Materials provided
══════════
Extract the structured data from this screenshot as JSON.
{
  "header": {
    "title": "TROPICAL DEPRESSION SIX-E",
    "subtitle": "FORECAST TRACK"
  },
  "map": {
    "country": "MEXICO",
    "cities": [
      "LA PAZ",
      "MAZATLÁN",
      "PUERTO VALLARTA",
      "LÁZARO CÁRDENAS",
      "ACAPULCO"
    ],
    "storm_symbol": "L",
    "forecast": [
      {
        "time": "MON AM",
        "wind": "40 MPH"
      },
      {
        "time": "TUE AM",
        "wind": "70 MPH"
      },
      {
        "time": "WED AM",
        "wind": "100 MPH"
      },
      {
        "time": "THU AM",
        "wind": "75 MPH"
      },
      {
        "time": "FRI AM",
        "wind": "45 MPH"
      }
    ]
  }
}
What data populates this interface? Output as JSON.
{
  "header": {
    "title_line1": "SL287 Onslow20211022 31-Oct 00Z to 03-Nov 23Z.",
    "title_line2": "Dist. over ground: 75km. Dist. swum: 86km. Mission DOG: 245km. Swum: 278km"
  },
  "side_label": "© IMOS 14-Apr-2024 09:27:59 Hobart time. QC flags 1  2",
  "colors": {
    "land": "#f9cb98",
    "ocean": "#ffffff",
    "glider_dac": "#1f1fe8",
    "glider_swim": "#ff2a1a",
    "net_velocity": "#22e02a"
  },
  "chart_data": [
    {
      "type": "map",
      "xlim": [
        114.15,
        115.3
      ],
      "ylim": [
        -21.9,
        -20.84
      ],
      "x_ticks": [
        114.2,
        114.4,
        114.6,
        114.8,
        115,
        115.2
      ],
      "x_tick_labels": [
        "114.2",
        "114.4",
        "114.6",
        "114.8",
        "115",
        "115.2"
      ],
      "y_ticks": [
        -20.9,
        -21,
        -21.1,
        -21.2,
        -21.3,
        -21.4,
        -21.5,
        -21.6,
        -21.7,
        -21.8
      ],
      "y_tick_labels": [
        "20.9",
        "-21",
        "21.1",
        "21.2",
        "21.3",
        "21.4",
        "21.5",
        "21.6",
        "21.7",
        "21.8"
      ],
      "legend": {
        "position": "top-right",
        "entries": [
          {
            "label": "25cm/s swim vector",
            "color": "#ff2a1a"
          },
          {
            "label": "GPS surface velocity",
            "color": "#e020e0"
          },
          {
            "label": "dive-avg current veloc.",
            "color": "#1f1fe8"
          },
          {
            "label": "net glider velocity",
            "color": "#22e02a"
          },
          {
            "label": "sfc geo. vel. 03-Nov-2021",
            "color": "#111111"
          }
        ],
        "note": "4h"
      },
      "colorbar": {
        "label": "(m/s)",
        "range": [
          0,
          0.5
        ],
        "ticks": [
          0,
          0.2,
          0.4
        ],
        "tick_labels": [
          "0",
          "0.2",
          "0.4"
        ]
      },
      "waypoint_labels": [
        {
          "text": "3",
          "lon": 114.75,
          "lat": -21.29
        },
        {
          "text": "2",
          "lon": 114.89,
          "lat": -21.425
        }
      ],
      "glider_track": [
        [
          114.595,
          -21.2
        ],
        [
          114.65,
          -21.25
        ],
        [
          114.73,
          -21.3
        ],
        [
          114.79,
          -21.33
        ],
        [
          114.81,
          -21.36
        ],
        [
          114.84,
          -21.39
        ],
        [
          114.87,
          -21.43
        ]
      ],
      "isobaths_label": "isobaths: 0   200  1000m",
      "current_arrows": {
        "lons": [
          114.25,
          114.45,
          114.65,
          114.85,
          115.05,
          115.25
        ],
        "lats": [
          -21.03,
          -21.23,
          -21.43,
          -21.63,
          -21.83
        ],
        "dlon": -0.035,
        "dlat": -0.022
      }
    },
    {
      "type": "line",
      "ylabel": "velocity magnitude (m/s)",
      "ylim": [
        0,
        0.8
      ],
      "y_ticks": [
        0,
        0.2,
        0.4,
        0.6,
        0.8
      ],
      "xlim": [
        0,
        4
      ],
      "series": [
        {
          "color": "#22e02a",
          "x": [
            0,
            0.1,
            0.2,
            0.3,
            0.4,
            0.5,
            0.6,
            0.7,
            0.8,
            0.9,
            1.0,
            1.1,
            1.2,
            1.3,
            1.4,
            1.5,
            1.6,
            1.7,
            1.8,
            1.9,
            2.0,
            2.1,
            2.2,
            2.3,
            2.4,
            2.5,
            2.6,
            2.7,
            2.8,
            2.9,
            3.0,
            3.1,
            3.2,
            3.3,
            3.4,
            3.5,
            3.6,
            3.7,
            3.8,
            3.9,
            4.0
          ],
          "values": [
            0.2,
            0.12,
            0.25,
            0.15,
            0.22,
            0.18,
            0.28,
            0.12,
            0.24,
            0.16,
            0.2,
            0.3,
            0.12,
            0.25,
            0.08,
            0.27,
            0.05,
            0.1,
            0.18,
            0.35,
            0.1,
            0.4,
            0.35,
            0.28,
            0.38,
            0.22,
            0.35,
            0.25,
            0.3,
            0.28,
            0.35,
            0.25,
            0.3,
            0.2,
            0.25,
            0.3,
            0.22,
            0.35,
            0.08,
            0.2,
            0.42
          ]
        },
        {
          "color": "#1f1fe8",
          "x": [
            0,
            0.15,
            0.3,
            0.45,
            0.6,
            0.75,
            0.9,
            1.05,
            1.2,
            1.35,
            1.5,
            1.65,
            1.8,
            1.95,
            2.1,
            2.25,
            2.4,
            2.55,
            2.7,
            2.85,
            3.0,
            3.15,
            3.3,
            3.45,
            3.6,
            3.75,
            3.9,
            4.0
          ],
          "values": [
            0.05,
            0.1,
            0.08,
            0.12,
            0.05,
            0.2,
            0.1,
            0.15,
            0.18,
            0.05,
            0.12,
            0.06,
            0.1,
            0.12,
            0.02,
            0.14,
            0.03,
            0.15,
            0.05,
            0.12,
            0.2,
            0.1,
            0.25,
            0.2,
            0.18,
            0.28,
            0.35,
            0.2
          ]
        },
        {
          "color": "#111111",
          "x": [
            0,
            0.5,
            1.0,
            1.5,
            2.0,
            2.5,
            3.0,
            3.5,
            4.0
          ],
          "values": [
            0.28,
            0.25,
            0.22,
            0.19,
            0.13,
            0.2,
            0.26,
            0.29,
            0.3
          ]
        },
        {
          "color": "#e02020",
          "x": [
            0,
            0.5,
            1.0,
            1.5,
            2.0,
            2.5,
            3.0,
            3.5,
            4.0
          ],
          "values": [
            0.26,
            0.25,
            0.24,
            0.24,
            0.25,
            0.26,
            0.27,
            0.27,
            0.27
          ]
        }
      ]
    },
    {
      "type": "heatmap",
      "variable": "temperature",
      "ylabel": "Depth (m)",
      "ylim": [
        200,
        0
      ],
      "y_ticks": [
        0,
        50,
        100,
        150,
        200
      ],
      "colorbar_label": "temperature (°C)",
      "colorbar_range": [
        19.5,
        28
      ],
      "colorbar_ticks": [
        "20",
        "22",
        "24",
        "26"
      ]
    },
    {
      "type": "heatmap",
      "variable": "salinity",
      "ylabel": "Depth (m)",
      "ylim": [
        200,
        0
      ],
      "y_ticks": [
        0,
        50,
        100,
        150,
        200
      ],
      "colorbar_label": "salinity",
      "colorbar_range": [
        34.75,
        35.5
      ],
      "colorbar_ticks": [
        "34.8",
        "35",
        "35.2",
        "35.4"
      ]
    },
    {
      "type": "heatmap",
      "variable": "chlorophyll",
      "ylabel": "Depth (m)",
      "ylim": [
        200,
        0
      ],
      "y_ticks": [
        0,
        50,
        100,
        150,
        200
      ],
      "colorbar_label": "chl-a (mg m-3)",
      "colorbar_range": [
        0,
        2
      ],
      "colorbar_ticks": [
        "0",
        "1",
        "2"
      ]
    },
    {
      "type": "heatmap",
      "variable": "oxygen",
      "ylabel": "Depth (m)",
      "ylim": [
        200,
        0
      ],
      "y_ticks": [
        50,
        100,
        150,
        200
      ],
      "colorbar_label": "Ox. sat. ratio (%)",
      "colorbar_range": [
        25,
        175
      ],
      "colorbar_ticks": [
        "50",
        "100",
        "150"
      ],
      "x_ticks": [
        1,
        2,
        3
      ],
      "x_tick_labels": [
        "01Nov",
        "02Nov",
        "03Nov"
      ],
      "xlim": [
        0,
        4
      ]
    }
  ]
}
══════════
Exercise description
Within the listing above, copy each line that has the string "JSON".

Task output
Extract the structured data from this screenshot as JSON.
What data populates this interface? Output as JSON.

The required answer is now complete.